Fragmento »
-.-.-
No se nace mujer, se llega a serlo. Ningún destino biológico, psíquico, económico define la figura que reviste en el seno de la sociedad la hembra humana; es la civilización como un conjunto la que produce esa criatura, intermedia entre el hombre y el eunuco, que se describe como femenina23.

De Beauvoir desarrolló en este trabajo la idea de que la mujer está definida, en relación con el hombre (el sujeto, el absoluto), como “el otro” (el objeto, condenado a la inmanencia). Ambos, el sujeto y el objeto, se relacionan por una necesidad recíproca (la sexualidad, la reproducción) y similar a la existente entre el amo y el esclavo. La obra de De Beauvoir fue muy influyente en la segunda ola de la movilización feminista, surgida en los años sesenta y setenta, en el contexto de la emergencia de los “nuevos movimientos sociales” en los países occidentales, que mencioné en páginas anteriores. Fue a partir de las propuestas de esta autora cuando el feminismo comenzó a teorizar acerca de la división entre sexo (material) y el género (aquello construido culturalmente) y a analizar la configuración de ambos géneros. El libro de Robert Stoller Sex and Gender, publicado en 1968, supuso el origen de un debate terminológico y filosófico que todavía continúa, y se ha redoblado en nuestros días.
-.-.-
Contenido del listado »
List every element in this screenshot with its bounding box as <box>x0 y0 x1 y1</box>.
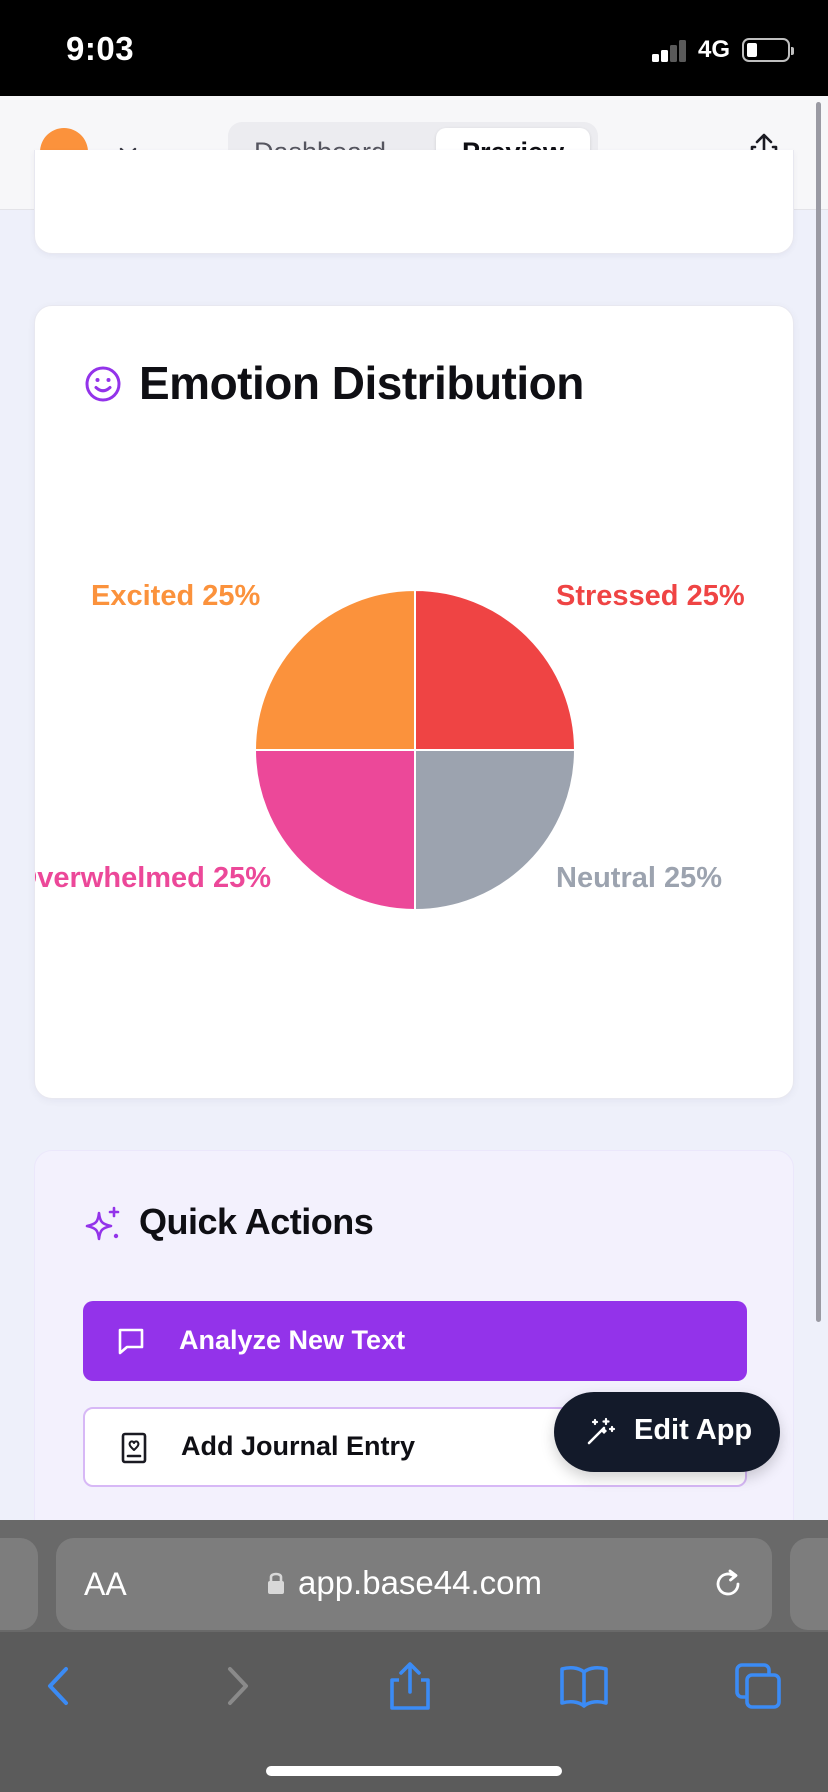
previous-tab-preview[interactable] <box>0 1538 38 1630</box>
quick-actions-title: Quick Actions <box>139 1201 374 1242</box>
share-sheet-icon[interactable] <box>384 1660 436 1712</box>
magic-wand-icon <box>587 1417 616 1445</box>
lock-icon <box>268 1572 284 1594</box>
pie-label-overwhelmed: Overwhelmed 25% <box>34 862 271 894</box>
journal-icon <box>121 1432 147 1464</box>
signal-strength-icon <box>652 38 688 62</box>
pie-slice-2[interactable] <box>253 749 416 912</box>
back-icon[interactable] <box>34 1660 86 1712</box>
pie-slice-1[interactable] <box>414 749 577 912</box>
address-bar[interactable]: AA app.base44.com <box>56 1538 772 1630</box>
bookmarks-icon[interactable] <box>558 1660 610 1712</box>
home-indicator <box>266 1766 562 1776</box>
emotion-distribution-card: Emotion Distribution Stressed 25% Neutra… <box>34 305 794 1099</box>
edit-app-button[interactable]: Edit App <box>554 1392 780 1472</box>
edit-app-label: Edit App <box>634 1414 753 1446</box>
pie-label-neutral: Neutral 25% <box>556 862 723 894</box>
reload-icon[interactable] <box>710 1566 746 1602</box>
emotion-pie-chart <box>253 588 577 912</box>
battery-icon <box>742 38 794 62</box>
page-scrollbar[interactable] <box>816 102 821 1322</box>
forward-icon[interactable] <box>210 1660 262 1712</box>
analyze-new-text-button[interactable]: Analyze New Text <box>83 1301 747 1381</box>
previous-card <box>34 150 794 254</box>
network-label: 4G <box>698 36 731 63</box>
url-text: app.base44.com <box>298 1564 543 1601</box>
browser-toolbar: AA app.base44.com <box>0 1520 828 1792</box>
message-icon <box>118 1328 144 1355</box>
add-journal-entry-label: Add Journal Entry <box>181 1431 416 1461</box>
quick-actions-card: Quick Actions Analyze New Text Add Journ… <box>34 1150 794 1570</box>
next-tab-preview[interactable] <box>790 1538 828 1630</box>
pie-slice-0[interactable] <box>414 588 577 751</box>
pie-label-stressed: Stressed 25% <box>556 580 745 612</box>
pie-slice-3[interactable] <box>253 588 416 751</box>
sparkles-icon <box>85 1206 120 1241</box>
analyze-new-text-label: Analyze New Text <box>179 1325 406 1355</box>
reader-settings-button[interactable]: AA <box>84 1566 127 1603</box>
status-time: 9:03 <box>66 30 135 67</box>
browser-address-area: AA app.base44.com <box>0 1520 828 1632</box>
status-bar: 9:03 4G <box>0 0 828 96</box>
pie-label-excited: Excited 25% <box>91 580 261 612</box>
tabs-icon[interactable] <box>732 1660 784 1712</box>
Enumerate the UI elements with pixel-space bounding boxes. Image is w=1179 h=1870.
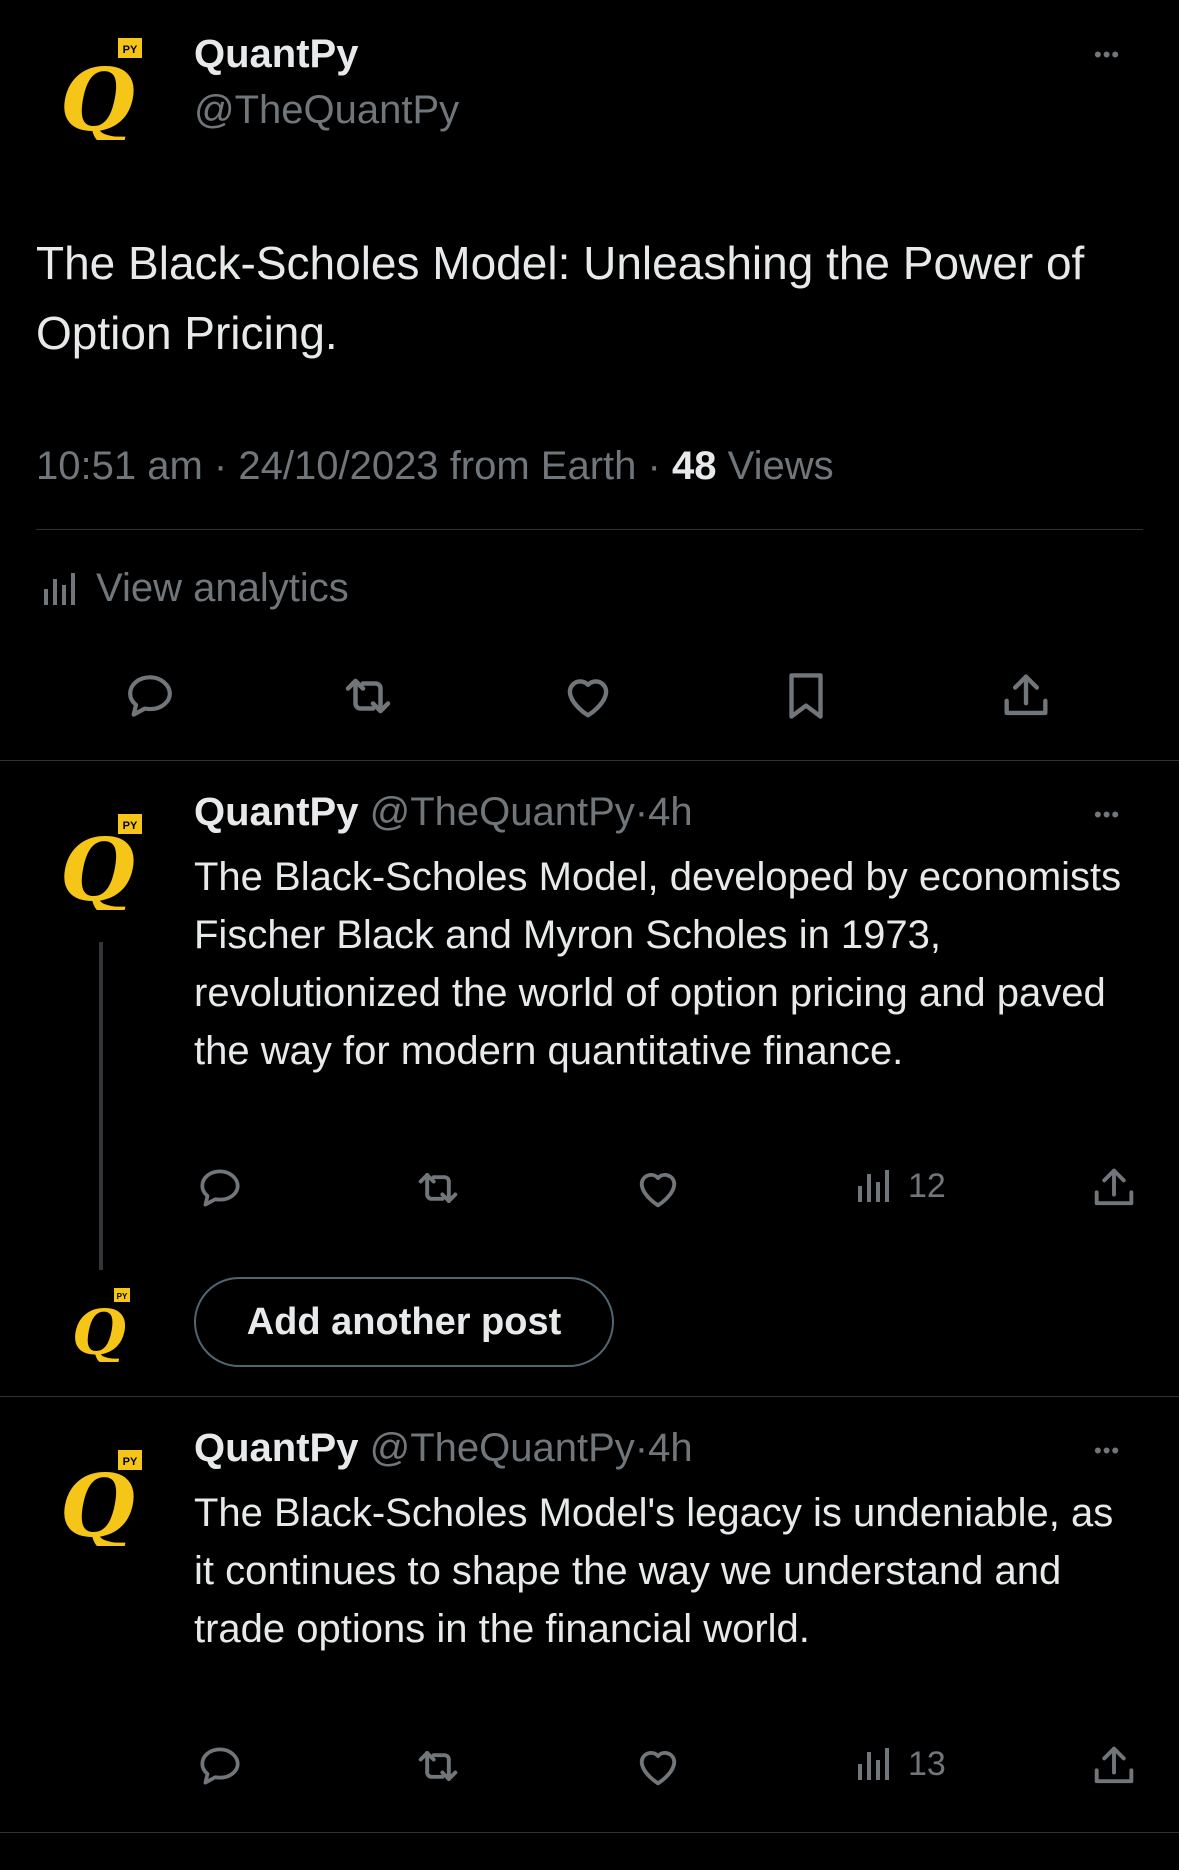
-.-.-
Lista de tareas »
1. Según el fragmento sobre De Beauvoir, ¿en qué año se publicó el libro de Robert Stoller Sex and Gender?
2. Prosigue el fragmento sobre De Beauvoir a partir de su última oración.

Respuestas por tarea »
1. En 1968.

2.
El movimiento por la liberación de la mujer se articuló, en sus inicios, en torno a un sujeto político de carácter universal (la Mujer), que perseguía aglutinar los elementos de subordinación y discriminación de las mujeres como grupo social, y para el que se quería conseguir representación política (una cuestión, como sabemos, muy compleja). El discurso feminista se construyó sobre la base de las diferencias existentes entre mujeres y hombres, lo que se vino a denominar diferencia de género. Ese fue el punto de arranque de los denominados feminismos de la igualdad y de la diferencia, que tenían —y mantienen— planteamientos diferentes. El segundo sexo, al analizar y defender que la opresión y de­­sigualdad que sufren las mujeres no se explica atendiendo a las diferencias biológicas entre los sexos sino que es un proceso sociocultural e histórico (en el que a las mujeres no se las reconoce como sujetos autónomos y libres, sino dependientes de los varones), habría potenciado, sobre todo, las ideas del discurso igualitarista24.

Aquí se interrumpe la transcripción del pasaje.